## begin Dataset
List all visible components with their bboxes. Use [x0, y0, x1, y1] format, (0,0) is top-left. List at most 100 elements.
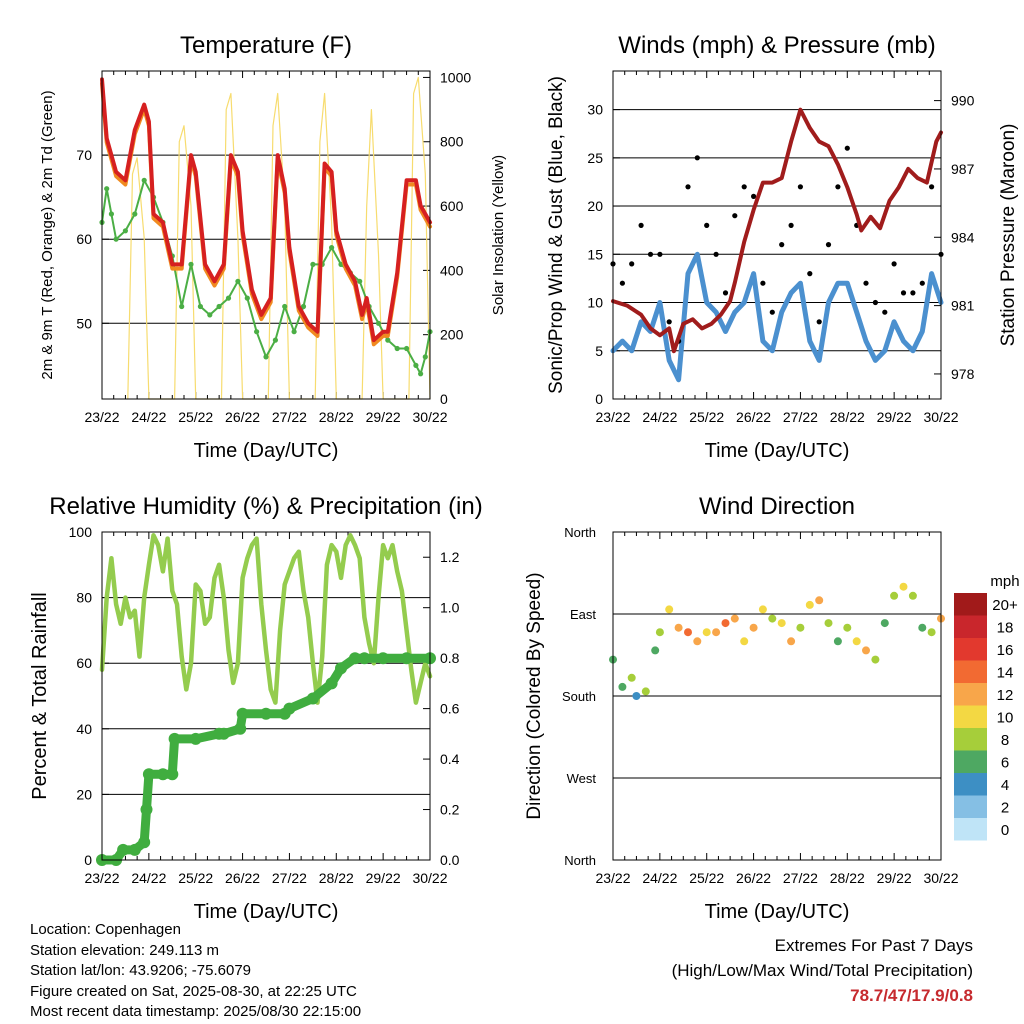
gust-point — [900, 290, 907, 296]
x-tick-label: 30/22 — [412, 409, 447, 425]
direction-point — [918, 623, 927, 632]
y-right-tick-label: 984 — [951, 229, 975, 245]
extremes-values: 78.7/47/17.9/0.8 — [850, 986, 973, 1005]
gust-point — [647, 251, 654, 257]
direction-point — [627, 673, 636, 682]
x-tick-label: 27/22 — [272, 870, 307, 886]
direction-point — [805, 600, 814, 609]
direction-point — [618, 682, 627, 691]
legend-swatch — [954, 795, 987, 818]
y-tick-label: 40 — [76, 721, 92, 737]
t2m-series-line — [100, 77, 432, 343]
x-axis-label: Time (Day/UTC) — [705, 901, 850, 923]
gust-point — [741, 184, 747, 190]
x-tick-label: 30/22 — [923, 409, 958, 425]
x-tick-label: 29/22 — [877, 409, 912, 425]
y-right-tick-label: 1000 — [440, 69, 471, 85]
gust-point — [638, 222, 644, 228]
y-axis-label: 2m & 9m T (Red, Orange) & 2m Td (Green) — [39, 90, 56, 379]
direction-point — [665, 605, 674, 614]
plot-frame — [101, 70, 431, 400]
location-text: Location: Copenhagen — [30, 921, 181, 938]
x-tick-label: 28/22 — [319, 409, 354, 425]
legend-swatch — [954, 728, 987, 751]
x-tick-label: 23/22 — [595, 870, 630, 886]
direction-point — [693, 637, 702, 646]
x-tick-label: 25/22 — [689, 870, 724, 886]
y-axis-label: Percent & Total Rainfall — [29, 592, 51, 800]
gust-point — [760, 280, 766, 286]
plot-frame — [101, 531, 431, 861]
x-axis-label: Time (Day/UTC) — [705, 440, 850, 462]
plot-frame — [612, 70, 942, 400]
x-tick-label: 25/22 — [178, 870, 213, 886]
gust-point — [788, 222, 794, 228]
chart-title: Winds (mph) & Pressure (mb) — [618, 32, 935, 59]
extremes-box: Extremes For Past 7 Days (High/Low/Max W… — [672, 933, 973, 1008]
direction-point — [740, 637, 749, 646]
latlon-text: Station lat/lon: 43.9206; -75.6079 — [30, 962, 252, 979]
legend-label: 2 — [1001, 800, 1009, 817]
x-tick-label: 29/22 — [366, 409, 401, 425]
x-axis-label: Time (Day/UTC) — [194, 440, 339, 462]
y-tick-label: 80 — [76, 590, 92, 606]
x-tick-label: 26/22 — [225, 870, 260, 886]
winds-pressure-panel: Winds (mph) & Pressure (mb) Time (Day/UTC… — [546, 32, 1019, 462]
rh-series-line — [99, 533, 433, 705]
x-tick-label: 23/22 — [84, 870, 119, 886]
gust-point — [666, 319, 672, 325]
direction-point — [749, 623, 758, 632]
humidity-precip-panel: Relative Humidity (%) & Precipitation (i… — [29, 493, 483, 923]
gust-point — [910, 290, 916, 296]
elevation-text: Station elevation: 249.113 m — [30, 941, 220, 959]
gust-point — [769, 309, 775, 315]
x-tick-label: 23/22 — [595, 409, 630, 425]
gust-point — [919, 280, 925, 286]
y-tick-label: 10 — [587, 295, 603, 311]
legend-label: 10 — [997, 710, 1014, 727]
legend-title: mph — [990, 573, 1019, 590]
y-right-tick-label: 600 — [440, 198, 464, 214]
direction-point — [632, 692, 641, 700]
legend-label: 20+ — [992, 597, 1018, 614]
x-tick-label: 29/22 — [366, 870, 401, 886]
y-right-tick-label: 981 — [951, 298, 975, 314]
x-tick-label: 28/22 — [830, 870, 865, 886]
recent-data-text: Most recent data timestamp: 2025/08/30 2… — [30, 1003, 362, 1020]
temperature-panel: Temperature (F) Time (Day/UTC) 23/22 24/22 2… — [39, 32, 507, 462]
direction-point — [871, 655, 880, 664]
gust-point — [722, 290, 729, 296]
precip-series-line — [97, 653, 435, 865]
y-tick-label: 100 — [69, 524, 93, 540]
gust-point — [779, 242, 785, 248]
solar-series-line — [127, 76, 431, 400]
direction-point — [927, 628, 936, 637]
x-tick-label: 26/22 — [225, 409, 260, 425]
direction-point — [777, 619, 786, 628]
direction-point — [712, 628, 721, 637]
x-tick-label: 23/22 — [84, 409, 119, 425]
direction-point — [758, 605, 767, 614]
gust-point — [825, 242, 832, 248]
x-tick-label: 24/22 — [131, 409, 166, 425]
gust-point — [685, 184, 691, 190]
chart-title: Temperature (F) — [180, 32, 352, 59]
x-tick-label: 30/22 — [412, 870, 447, 886]
legend-swatch — [954, 773, 987, 796]
x-tick-label: 27/22 — [272, 409, 307, 425]
legend-swatch — [954, 683, 987, 706]
x-tick-label: 30/22 — [923, 870, 958, 886]
direction-point — [815, 596, 824, 605]
gust-point — [844, 145, 850, 151]
direction-point — [796, 623, 805, 632]
legend-label: 0 — [1001, 822, 1009, 839]
gust-point — [629, 261, 635, 267]
plot-frame — [612, 531, 942, 861]
x-tick-label: 28/22 — [319, 870, 354, 886]
gust-point — [891, 261, 897, 267]
direction-point — [684, 628, 692, 637]
gust-point — [816, 319, 822, 325]
x-tick-label: 29/22 — [877, 870, 912, 886]
legend-swatch — [954, 660, 987, 683]
x-axis-label: Time (Day/UTC) — [194, 901, 339, 923]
## end Dataset
**Request**: Retype all of the material above without any changes, leaving out the picture.

**Response to this task**:
List all visible components with their bboxes. Use [x0, y0, x1, y1] format, (0,0) is top-left. List at most 100 elements.
gust-point — [900, 290, 907, 296]
x-tick-label: 30/22 — [412, 409, 447, 425]
direction-point — [918, 623, 927, 632]
y-right-tick-label: 984 — [951, 229, 975, 245]
extremes-values: 78.7/47/17.9/0.8 — [850, 986, 973, 1005]
gust-point — [647, 251, 654, 257]
direction-point — [627, 673, 636, 682]
x-tick-label: 27/22 — [272, 870, 307, 886]
direction-point — [805, 600, 814, 609]
direction-point — [618, 682, 627, 691]
legend-swatch — [954, 795, 987, 818]
y-tick-label: 40 — [76, 721, 92, 737]
t2m-series-line — [100, 77, 432, 343]
x-axis-label: Time (Day/UTC) — [705, 901, 850, 923]
gust-point — [741, 184, 747, 190]
x-tick-label: 30/22 — [923, 409, 958, 425]
x-tick-label: 29/22 — [877, 409, 912, 425]
y-right-tick-label: 1000 — [440, 69, 471, 85]
gust-point — [638, 222, 644, 228]
y-axis-label: 2m & 9m T (Red, Orange) & 2m Td (Green) — [39, 90, 56, 379]
direction-point — [665, 605, 674, 614]
plot-frame — [101, 70, 431, 400]
location-text: Location: Copenhagen — [30, 921, 181, 938]
x-tick-label: 28/22 — [319, 409, 354, 425]
legend-swatch — [954, 728, 987, 751]
x-tick-label: 23/22 — [595, 870, 630, 886]
direction-point — [693, 637, 702, 646]
x-tick-label: 25/22 — [689, 870, 724, 886]
y-axis-label: Percent & Total Rainfall — [29, 592, 51, 800]
gust-point — [760, 280, 766, 286]
plot-frame — [101, 531, 431, 861]
x-axis-label: Time (Day/UTC) — [705, 440, 850, 462]
plot-frame — [612, 70, 942, 400]
x-tick-label: 25/22 — [178, 870, 213, 886]
gust-point — [788, 222, 794, 228]
chart-title: Winds (mph) & Pressure (mb) — [618, 32, 935, 59]
extremes-box: Extremes For Past 7 Days (High/Low/Max W… — [672, 933, 973, 1008]
direction-point — [740, 637, 749, 646]
latlon-text: Station lat/lon: 43.9206; -75.6079 — [30, 962, 252, 979]
legend-label: 2 — [1001, 800, 1009, 817]
x-tick-label: 29/22 — [366, 409, 401, 425]
x-axis-label: Time (Day/UTC) — [194, 440, 339, 462]
y-tick-label: 80 — [76, 590, 92, 606]
x-tick-label: 26/22 — [225, 870, 260, 886]
winds-pressure-panel: Winds (mph) & Pressure (mb) Time (Day/UTC… — [546, 32, 1019, 462]
rh-series-line — [99, 533, 433, 705]
x-tick-label: 23/22 — [84, 870, 119, 886]
gust-point — [666, 319, 672, 325]
direction-point — [749, 623, 758, 632]
humidity-precip-panel: Relative Humidity (%) & Precipitation (i… — [29, 493, 483, 923]
gust-point — [910, 290, 916, 296]
elevation-text: Station elevation: 249.113 m — [30, 941, 220, 959]
gust-point — [769, 309, 775, 315]
x-tick-label: 23/22 — [595, 409, 630, 425]
gust-point — [919, 280, 925, 286]
y-tick-label: 10 — [587, 295, 603, 311]
legend-label: 10 — [997, 710, 1014, 727]
legend-title: mph — [990, 573, 1019, 590]
y-right-tick-label: 600 — [440, 198, 464, 214]
direction-point — [632, 692, 641, 700]
legend-label: 20+ — [992, 597, 1018, 614]
x-tick-label: 29/22 — [366, 870, 401, 886]
y-right-tick-label: 981 — [951, 298, 975, 314]
x-tick-label: 28/22 — [830, 870, 865, 886]
recent-data-text: Most recent data timestamp: 2025/08/30 2… — [30, 1003, 362, 1020]
temperature-panel: Temperature (F) Time (Day/UTC) 23/22 24/22 2… — [39, 32, 507, 462]
direction-point — [871, 655, 880, 664]
gust-point — [722, 290, 729, 296]
precip-series-line — [97, 653, 435, 865]
y-tick-label: 100 — [69, 524, 93, 540]
gust-point — [779, 242, 785, 248]
solar-series-line — [127, 76, 431, 400]
direction-point — [927, 628, 936, 637]
x-tick-label: 26/22 — [225, 409, 260, 425]
direction-point — [777, 619, 786, 628]
direction-point — [712, 628, 721, 637]
x-tick-label: 23/22 — [84, 409, 119, 425]
direction-point — [758, 605, 767, 614]
gust-point — [825, 242, 832, 248]
x-tick-label: 24/22 — [131, 409, 166, 425]
gust-point — [685, 184, 691, 190]
chart-title: Temperature (F) — [180, 32, 352, 59]
x-tick-label: 30/22 — [412, 870, 447, 886]
legend-swatch — [954, 773, 987, 796]
x-tick-label: 27/22 — [272, 409, 307, 425]
legend-swatch — [954, 683, 987, 706]
x-tick-label: 30/22 — [923, 870, 958, 886]
direction-point — [815, 596, 824, 605]
gust-point — [844, 145, 850, 151]
direction-point — [796, 623, 805, 632]
legend-label: 0 — [1001, 822, 1009, 839]
gust-point — [629, 261, 635, 267]
plot-frame — [612, 531, 942, 861]
x-tick-label: 28/22 — [319, 870, 354, 886]
gust-point — [891, 261, 897, 267]
direction-point — [684, 628, 692, 637]
gust-point — [816, 319, 822, 325]
x-tick-label: 29/22 — [877, 870, 912, 886]
legend-swatch — [954, 660, 987, 683]
x-axis-label: Time (Day/UTC) — [194, 901, 339, 923]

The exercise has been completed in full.